*WORK TO DO*: Your task is to extract every entry that follows word for word while excluding the pictures.

*DATASET EXTRACT*:
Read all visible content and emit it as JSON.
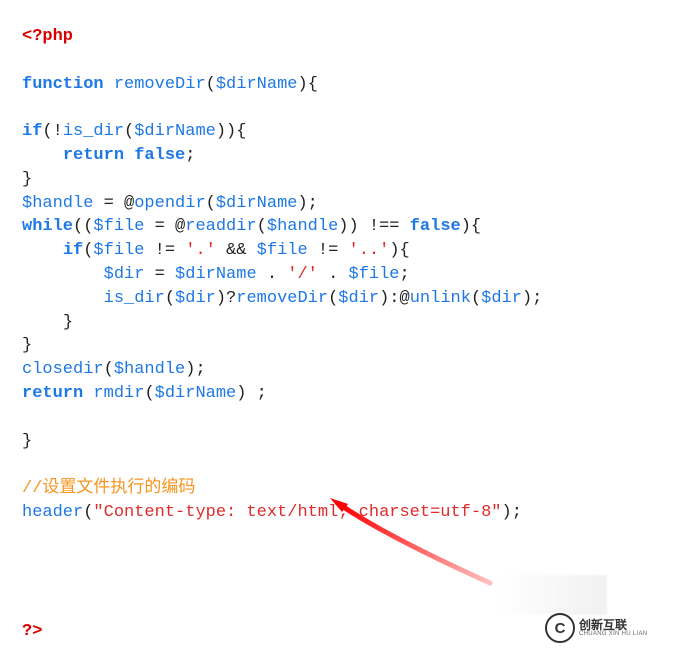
{
  "code": {
    "php_open": "<?php",
    "fn_kw": "function",
    "fn_name": "removeDir",
    "param": "$dirName",
    "if_kw": "if",
    "is_dir": "is_dir",
    "return_kw": "return",
    "false_kw": "false",
    "handle": "$handle",
    "opendir": "opendir",
    "while_kw": "while",
    "file": "$file",
    "readdir": "readdir",
    "str_dot": "'.'",
    "str_dotdot": "'..'",
    "amp": "&&",
    "dir": "$dir",
    "str_slash": "'/'",
    "unlink": "unlink",
    "closedir": "closedir",
    "rmdir": "rmdir",
    "comment": "//设置文件执行的编码",
    "header": "header",
    "header_str": "\"Content-type: text/html; charset=utf-8\"",
    "php_close": "?>"
  },
  "logo": {
    "cn": "创新互联",
    "en": "CHUANG XIN HU LIAN",
    "mark": "C"
  }
}
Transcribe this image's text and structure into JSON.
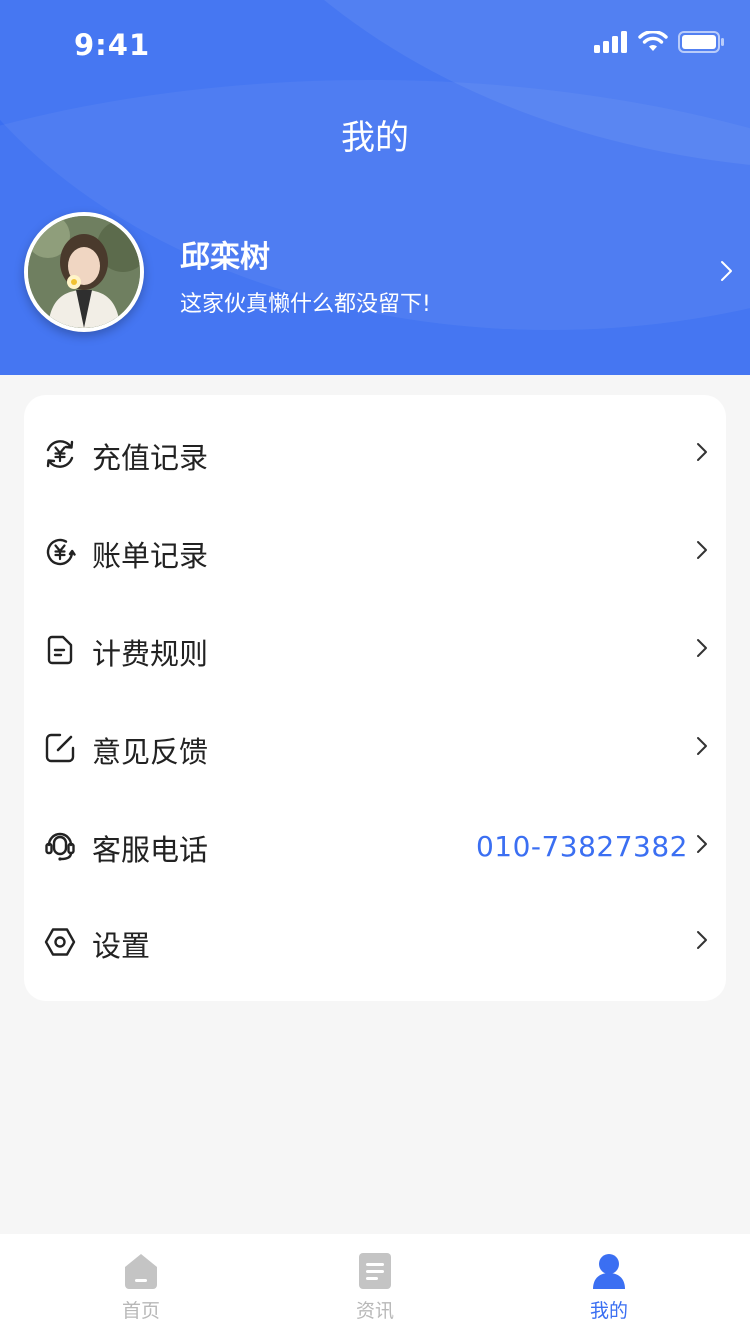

*RESPONSE FOR THIS EXERCISE*:
Read all visible content and emit it as JSON.
{
  "code": {
    "php_open": "<?php",
    "fn_kw": "function",
    "fn_name": "removeDir",
    "param": "$dirName",
    "if_kw": "if",
    "is_dir": "is_dir",
    "return_kw": "return",
    "false_kw": "false",
    "handle": "$handle",
    "opendir": "opendir",
    "while_kw": "while",
    "file": "$file",
    "readdir": "readdir",
    "str_dot": "'.'",
    "str_dotdot": "'..'",
    "amp": "&&",
    "dir": "$dir",
    "str_slash": "'/'",
    "unlink": "unlink",
    "closedir": "closedir",
    "rmdir": "rmdir",
    "comment": "//设置文件执行的编码",
    "header": "header",
    "header_str": "\"Content-type: text/html; charset=utf-8\"",
    "php_close": "?>"
  },
  "logo": {
    "cn": "创新互联",
    "en": "CHUANG XIN HU LIAN",
    "mark": "C"
  }
}
Transcribe this image's text and structure into JSON.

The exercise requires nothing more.